**THE PROBLEM**
Pull every line containing the word "header" from the records.
Segment Open
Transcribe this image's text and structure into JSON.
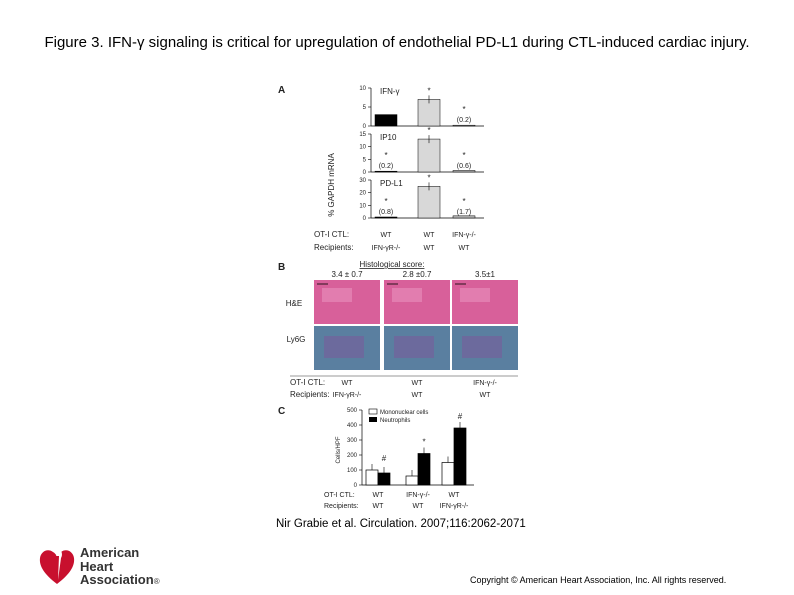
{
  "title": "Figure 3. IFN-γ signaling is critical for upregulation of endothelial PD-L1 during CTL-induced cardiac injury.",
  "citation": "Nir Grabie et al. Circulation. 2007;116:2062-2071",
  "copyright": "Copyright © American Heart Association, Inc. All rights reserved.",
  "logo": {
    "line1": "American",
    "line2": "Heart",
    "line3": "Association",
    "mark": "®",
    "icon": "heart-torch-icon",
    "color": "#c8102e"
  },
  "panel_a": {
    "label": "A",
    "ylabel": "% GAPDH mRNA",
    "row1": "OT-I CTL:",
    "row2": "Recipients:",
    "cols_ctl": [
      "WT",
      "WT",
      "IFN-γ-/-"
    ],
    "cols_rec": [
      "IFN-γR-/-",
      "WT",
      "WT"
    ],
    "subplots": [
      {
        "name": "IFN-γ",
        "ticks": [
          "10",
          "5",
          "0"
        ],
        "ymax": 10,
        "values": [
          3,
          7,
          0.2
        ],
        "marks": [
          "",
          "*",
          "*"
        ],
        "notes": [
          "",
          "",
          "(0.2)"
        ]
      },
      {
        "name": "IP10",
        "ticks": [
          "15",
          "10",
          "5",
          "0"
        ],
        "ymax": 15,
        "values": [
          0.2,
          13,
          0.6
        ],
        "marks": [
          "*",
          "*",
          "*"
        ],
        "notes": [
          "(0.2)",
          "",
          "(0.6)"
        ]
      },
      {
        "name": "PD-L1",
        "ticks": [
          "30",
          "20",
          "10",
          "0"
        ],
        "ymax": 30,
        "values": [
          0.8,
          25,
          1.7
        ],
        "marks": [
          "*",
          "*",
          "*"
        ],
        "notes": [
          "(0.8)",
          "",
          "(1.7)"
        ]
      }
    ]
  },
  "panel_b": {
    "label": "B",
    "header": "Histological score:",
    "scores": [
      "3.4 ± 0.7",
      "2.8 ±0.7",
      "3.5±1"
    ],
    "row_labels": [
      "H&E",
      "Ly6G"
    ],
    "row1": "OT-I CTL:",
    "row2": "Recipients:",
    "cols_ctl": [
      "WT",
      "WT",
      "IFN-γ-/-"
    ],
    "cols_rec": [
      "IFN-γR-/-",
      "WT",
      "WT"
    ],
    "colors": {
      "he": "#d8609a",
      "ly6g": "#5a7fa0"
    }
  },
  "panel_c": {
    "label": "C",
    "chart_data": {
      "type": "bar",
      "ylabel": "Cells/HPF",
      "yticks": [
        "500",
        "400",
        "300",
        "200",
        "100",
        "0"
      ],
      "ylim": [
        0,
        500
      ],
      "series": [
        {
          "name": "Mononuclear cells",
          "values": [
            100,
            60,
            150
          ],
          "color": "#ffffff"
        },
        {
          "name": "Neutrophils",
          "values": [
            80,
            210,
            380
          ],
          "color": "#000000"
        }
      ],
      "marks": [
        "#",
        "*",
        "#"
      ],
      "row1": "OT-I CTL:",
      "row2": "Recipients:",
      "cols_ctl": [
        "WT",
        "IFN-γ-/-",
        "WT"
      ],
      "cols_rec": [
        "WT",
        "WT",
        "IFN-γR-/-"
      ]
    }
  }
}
Segment Closed
Segment Open
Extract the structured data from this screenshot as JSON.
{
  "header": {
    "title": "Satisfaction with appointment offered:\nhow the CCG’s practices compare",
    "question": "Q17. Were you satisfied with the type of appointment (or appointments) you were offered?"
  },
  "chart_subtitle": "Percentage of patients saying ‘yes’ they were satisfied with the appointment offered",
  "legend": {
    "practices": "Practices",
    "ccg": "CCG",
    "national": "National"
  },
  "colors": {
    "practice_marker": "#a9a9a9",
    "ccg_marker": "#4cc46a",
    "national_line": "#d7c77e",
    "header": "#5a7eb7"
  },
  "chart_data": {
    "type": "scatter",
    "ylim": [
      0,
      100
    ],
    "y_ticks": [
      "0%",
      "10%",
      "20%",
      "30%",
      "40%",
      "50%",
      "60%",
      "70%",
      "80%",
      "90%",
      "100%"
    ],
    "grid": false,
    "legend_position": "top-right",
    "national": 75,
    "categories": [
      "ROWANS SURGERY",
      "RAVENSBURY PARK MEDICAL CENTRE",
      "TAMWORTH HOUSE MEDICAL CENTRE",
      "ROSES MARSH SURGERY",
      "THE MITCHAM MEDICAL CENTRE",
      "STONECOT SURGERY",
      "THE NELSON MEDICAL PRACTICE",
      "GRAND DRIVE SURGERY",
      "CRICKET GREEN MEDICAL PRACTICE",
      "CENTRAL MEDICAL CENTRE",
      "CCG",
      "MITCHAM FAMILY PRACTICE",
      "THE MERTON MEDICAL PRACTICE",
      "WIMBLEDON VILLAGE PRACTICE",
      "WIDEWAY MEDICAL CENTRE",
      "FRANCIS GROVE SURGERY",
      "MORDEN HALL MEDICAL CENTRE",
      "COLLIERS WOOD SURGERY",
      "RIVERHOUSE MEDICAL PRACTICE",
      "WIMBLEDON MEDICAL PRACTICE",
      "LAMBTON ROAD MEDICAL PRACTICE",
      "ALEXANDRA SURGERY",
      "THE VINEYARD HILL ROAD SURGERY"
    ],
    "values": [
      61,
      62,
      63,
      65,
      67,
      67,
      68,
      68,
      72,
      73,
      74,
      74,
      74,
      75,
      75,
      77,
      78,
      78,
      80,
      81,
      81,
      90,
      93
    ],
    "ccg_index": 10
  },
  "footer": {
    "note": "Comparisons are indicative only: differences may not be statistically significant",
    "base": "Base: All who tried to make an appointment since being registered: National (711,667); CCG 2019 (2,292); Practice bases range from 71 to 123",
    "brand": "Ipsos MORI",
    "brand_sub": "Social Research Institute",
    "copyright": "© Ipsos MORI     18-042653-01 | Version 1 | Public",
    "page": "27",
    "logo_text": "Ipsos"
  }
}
Segment Closed
**FINAL ANSWER**
    "header": "Histological score:",
  "header": {
    "header": "#5a7eb7"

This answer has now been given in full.